Records for the exercise>
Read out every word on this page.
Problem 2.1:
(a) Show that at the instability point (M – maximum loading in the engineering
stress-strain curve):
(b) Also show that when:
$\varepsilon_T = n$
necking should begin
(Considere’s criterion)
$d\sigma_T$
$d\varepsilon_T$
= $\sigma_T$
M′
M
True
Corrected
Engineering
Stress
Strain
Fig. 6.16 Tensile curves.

What is expected>
Extract each line of the listing above, copying it word for word.

Finished task>
Read out every word on this page.
Problem 2.1:
(a) Show that at the instability point (M – maximum loading in the engineering
stress-strain curve):
(b) Also show that when:
$\varepsilon_T = n$
necking should begin
(Considere’s criterion)
$d\sigma_T$
$d\varepsilon_T$
= $\sigma_T$
M′
M
True
Corrected
Engineering
Stress
Strain
Fig. 6.16 Tensile curves.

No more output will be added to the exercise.